**Requirement:**
Return all of the entries word for word, but omit the pictures they contain.

[Extracted records]

::::::

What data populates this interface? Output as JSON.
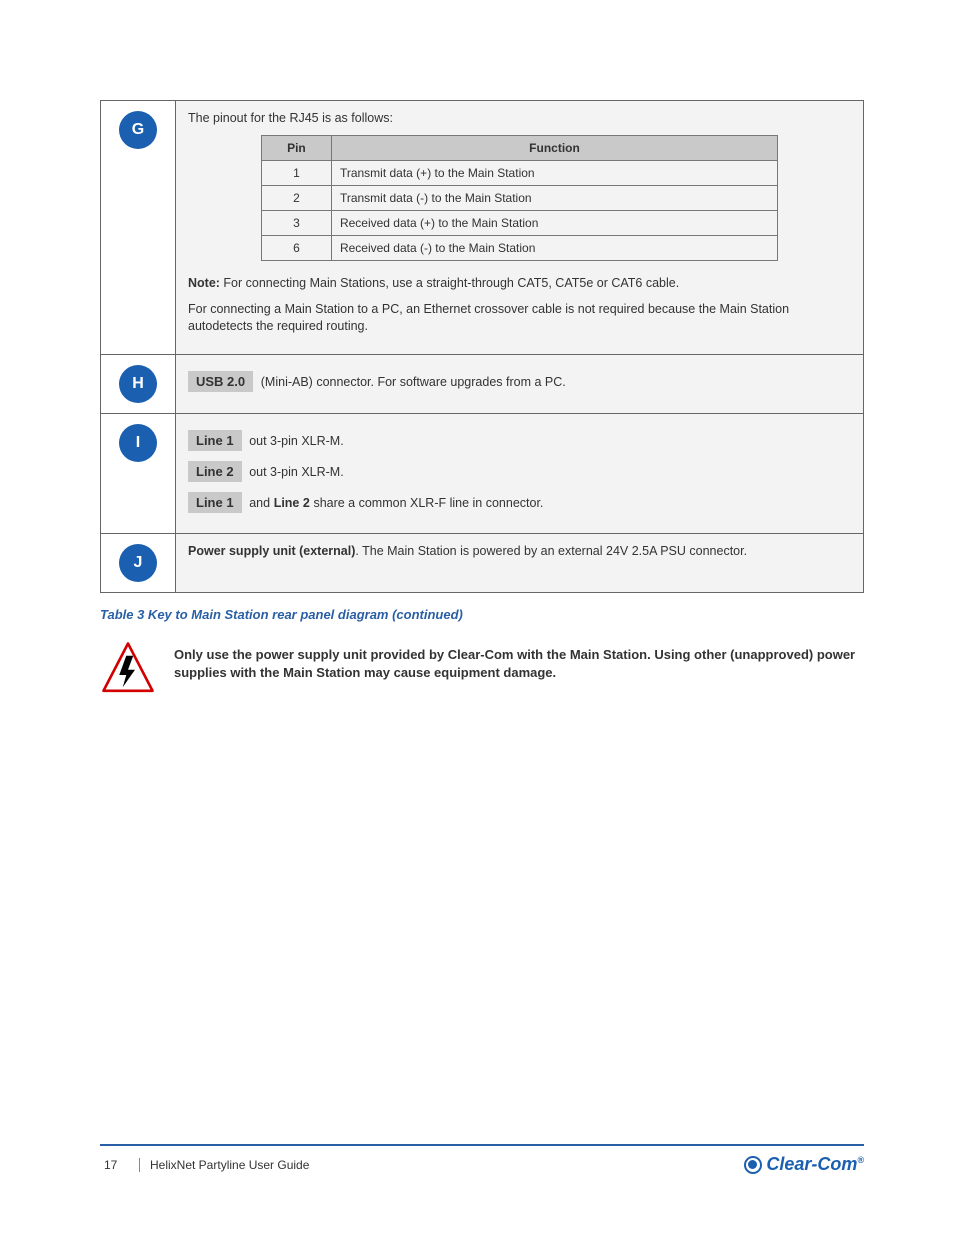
{
  "rows": {
    "r1": {
      "marker": "G",
      "intro": "The pinout for the RJ45 is as follows:",
      "table": {
        "h1": "Pin",
        "h2": "Function",
        "p1": {
          "pin": "1",
          "fn": "Transmit data (+) to the Main Station"
        },
        "p2": {
          "pin": "2",
          "fn": "Transmit data (-) to the Main Station"
        },
        "p3": {
          "pin": "3",
          "fn": "Received data (+) to the Main Station"
        },
        "p4": {
          "pin": "6",
          "fn": "Received data (-) to the Main Station"
        }
      },
      "notes": {
        "n1_pre": "Note:",
        "n1": " For connecting Main Stations, use a straight-through CAT5, CAT5e or CAT6 cable.",
        "n2": "For connecting a Main Station to a PC, an Ethernet crossover cable is not required because the Main Station autodetects the required routing."
      }
    },
    "r2": {
      "marker": "H",
      "label": "USB 2.0",
      "text": " (Mini-AB) connector. For software upgrades from a PC."
    },
    "r3": {
      "marker": "I",
      "l1": "Line 1",
      "t1": " out 3-pin XLR-M.",
      "l2": "Line 2",
      "t2": " out 3-pin XLR-M.",
      "l3": "Line 1",
      "t3": " and",
      "l3b": " Line 2",
      "t3b": " share a common XLR-F line in connector."
    },
    "r4": {
      "marker": "J",
      "title": "Power supply unit (external)",
      "text": ". The Main Station is powered by an external 24V 2.5A PSU connector."
    }
  },
  "caption": "Table 3 Key to Main Station rear panel diagram (continued)",
  "warning": "Only use the power supply unit provided by Clear-Com with the Main Station. Using other (unapproved) power supplies with the Main Station may cause equipment damage.",
  "footer": {
    "page": "17",
    "title": "HelixNet Partyline User Guide",
    "brand": "Clear-Com"
  }
}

::::::

**Full response:**
What data populates this interface? Output as JSON.
{
  "rows": {
    "r1": {
      "marker": "G",
      "intro": "The pinout for the RJ45 is as follows:",
      "table": {
        "h1": "Pin",
        "h2": "Function",
        "p1": {
          "pin": "1",
          "fn": "Transmit data (+) to the Main Station"
        },
        "p2": {
          "pin": "2",
          "fn": "Transmit data (-) to the Main Station"
        },
        "p3": {
          "pin": "3",
          "fn": "Received data (+) to the Main Station"
        },
        "p4": {
          "pin": "6",
          "fn": "Received data (-) to the Main Station"
        }
      },
      "notes": {
        "n1_pre": "Note:",
        "n1": " For connecting Main Stations, use a straight-through CAT5, CAT5e or CAT6 cable.",
        "n2": "For connecting a Main Station to a PC, an Ethernet crossover cable is not required because the Main Station autodetects the required routing."
      }
    },
    "r2": {
      "marker": "H",
      "label": "USB 2.0",
      "text": " (Mini-AB) connector. For software upgrades from a PC."
    },
    "r3": {
      "marker": "I",
      "l1": "Line 1",
      "t1": " out 3-pin XLR-M.",
      "l2": "Line 2",
      "t2": " out 3-pin XLR-M.",
      "l3": "Line 1",
      "t3": " and",
      "l3b": " Line 2",
      "t3b": " share a common XLR-F line in connector."
    },
    "r4": {
      "marker": "J",
      "title": "Power supply unit (external)",
      "text": ". The Main Station is powered by an external 24V 2.5A PSU connector."
    }
  },
  "caption": "Table 3 Key to Main Station rear panel diagram (continued)",
  "warning": "Only use the power supply unit provided by Clear-Com with the Main Station. Using other (unapproved) power supplies with the Main Station may cause equipment damage.",
  "footer": {
    "page": "17",
    "title": "HelixNet Partyline User Guide",
    "brand": "Clear-Com"
  }
}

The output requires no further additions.